Required task: Scan the material that follows. Copy every line containing the word "эффективности".

-- BEGIN Records for this exercise --

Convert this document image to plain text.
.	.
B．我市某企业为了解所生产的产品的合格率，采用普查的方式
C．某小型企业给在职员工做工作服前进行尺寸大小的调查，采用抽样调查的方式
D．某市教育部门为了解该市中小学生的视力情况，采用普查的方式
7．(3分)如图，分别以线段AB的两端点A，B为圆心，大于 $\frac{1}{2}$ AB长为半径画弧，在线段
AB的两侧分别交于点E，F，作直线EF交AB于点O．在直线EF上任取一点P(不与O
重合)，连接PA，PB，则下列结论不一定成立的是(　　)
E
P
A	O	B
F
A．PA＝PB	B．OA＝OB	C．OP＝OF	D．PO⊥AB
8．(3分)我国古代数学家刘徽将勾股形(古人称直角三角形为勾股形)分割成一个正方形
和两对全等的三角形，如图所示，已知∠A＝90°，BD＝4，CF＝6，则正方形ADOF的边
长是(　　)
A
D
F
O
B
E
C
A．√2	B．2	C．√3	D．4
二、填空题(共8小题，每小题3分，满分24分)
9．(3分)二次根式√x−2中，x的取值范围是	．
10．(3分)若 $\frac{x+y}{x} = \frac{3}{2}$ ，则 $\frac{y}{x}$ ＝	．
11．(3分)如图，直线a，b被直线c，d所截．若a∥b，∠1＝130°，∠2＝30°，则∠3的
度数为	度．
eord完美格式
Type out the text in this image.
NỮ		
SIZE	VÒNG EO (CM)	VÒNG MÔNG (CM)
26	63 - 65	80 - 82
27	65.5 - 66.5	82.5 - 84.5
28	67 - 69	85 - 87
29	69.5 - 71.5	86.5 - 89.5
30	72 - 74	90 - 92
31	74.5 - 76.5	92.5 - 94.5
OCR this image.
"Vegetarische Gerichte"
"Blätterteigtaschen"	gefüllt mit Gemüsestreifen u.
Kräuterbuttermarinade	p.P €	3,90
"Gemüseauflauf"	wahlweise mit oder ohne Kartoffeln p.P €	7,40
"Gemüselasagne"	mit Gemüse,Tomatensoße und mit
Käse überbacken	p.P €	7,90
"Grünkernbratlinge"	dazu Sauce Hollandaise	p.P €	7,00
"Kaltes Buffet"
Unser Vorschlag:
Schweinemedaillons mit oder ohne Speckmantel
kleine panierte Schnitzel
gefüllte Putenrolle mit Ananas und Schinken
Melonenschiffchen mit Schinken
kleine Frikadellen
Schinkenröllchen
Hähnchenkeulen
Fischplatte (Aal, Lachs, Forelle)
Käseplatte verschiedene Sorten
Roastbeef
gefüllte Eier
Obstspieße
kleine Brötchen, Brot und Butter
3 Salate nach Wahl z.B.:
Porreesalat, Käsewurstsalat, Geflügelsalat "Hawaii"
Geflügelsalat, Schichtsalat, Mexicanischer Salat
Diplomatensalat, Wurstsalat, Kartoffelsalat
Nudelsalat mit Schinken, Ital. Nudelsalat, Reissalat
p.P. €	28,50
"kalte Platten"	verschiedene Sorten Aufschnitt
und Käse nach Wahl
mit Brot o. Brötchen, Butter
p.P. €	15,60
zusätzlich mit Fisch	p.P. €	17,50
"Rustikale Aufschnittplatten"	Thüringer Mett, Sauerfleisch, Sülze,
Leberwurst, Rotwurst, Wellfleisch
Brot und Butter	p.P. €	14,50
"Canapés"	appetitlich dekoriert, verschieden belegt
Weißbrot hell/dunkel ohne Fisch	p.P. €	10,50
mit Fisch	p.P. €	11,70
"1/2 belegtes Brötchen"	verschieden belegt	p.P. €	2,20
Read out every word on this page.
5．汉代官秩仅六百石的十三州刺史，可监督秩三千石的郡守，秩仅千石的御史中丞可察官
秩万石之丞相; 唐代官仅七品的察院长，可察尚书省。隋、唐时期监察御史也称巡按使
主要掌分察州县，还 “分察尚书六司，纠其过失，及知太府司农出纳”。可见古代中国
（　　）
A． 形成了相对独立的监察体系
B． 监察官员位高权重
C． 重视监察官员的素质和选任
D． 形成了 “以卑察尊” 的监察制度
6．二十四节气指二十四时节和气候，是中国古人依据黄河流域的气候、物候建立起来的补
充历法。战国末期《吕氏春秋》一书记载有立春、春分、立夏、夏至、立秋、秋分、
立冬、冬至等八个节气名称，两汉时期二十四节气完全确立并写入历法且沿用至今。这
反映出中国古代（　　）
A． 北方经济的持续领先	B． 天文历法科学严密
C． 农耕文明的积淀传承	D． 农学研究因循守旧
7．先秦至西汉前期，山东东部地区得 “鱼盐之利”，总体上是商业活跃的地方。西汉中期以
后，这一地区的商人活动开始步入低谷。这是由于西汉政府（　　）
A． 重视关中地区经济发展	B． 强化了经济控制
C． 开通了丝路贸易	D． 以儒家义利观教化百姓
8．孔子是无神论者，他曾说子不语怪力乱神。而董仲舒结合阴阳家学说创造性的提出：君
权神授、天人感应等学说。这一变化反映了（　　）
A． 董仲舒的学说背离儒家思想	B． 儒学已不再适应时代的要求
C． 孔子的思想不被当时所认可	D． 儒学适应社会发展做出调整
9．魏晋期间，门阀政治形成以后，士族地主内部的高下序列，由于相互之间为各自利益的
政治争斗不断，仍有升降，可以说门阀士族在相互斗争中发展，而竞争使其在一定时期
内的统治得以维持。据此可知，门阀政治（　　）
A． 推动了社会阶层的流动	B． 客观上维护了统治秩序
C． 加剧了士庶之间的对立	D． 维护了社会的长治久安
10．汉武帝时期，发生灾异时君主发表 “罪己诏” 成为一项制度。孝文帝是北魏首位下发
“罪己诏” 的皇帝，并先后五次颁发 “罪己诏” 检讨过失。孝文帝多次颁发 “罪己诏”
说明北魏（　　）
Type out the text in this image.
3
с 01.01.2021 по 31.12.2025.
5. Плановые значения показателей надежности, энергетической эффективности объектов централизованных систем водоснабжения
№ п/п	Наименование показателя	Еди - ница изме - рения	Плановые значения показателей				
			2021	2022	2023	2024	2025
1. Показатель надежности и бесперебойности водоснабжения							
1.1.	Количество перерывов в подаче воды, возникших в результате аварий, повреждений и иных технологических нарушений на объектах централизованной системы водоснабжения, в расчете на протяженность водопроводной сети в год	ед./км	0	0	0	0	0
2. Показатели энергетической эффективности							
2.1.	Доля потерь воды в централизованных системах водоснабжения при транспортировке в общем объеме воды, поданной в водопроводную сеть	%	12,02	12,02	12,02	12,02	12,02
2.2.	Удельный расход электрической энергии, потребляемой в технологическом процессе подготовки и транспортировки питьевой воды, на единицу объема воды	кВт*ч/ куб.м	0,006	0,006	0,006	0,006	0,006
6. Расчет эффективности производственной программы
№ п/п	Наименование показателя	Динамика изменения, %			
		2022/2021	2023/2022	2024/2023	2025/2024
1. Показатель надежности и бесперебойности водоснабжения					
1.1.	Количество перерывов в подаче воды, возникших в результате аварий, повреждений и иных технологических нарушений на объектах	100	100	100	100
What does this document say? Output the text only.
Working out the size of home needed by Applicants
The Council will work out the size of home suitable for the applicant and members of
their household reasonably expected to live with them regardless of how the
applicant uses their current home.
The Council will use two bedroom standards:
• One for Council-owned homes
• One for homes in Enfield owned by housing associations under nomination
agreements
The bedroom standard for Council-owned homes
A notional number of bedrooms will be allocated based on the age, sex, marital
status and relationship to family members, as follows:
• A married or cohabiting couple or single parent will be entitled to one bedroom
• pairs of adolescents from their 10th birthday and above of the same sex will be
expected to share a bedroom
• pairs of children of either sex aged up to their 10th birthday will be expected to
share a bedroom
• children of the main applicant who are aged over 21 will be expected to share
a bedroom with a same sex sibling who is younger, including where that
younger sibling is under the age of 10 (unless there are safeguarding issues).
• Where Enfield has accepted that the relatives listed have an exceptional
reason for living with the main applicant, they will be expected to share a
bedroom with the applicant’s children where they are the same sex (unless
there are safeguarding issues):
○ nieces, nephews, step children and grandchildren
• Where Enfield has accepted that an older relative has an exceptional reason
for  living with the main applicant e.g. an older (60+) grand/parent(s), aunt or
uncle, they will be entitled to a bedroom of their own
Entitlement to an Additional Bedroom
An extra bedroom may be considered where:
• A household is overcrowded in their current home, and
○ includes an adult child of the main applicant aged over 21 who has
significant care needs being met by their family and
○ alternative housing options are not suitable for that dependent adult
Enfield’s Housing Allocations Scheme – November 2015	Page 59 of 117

-- END Records for this exercise --

In response:
5. Плановые значения показателей надежности, энергетической эффективности объектов централизованных систем водоснабжения
2. Показатели энергетической эффективности							
6. Расчет эффективности производственной программы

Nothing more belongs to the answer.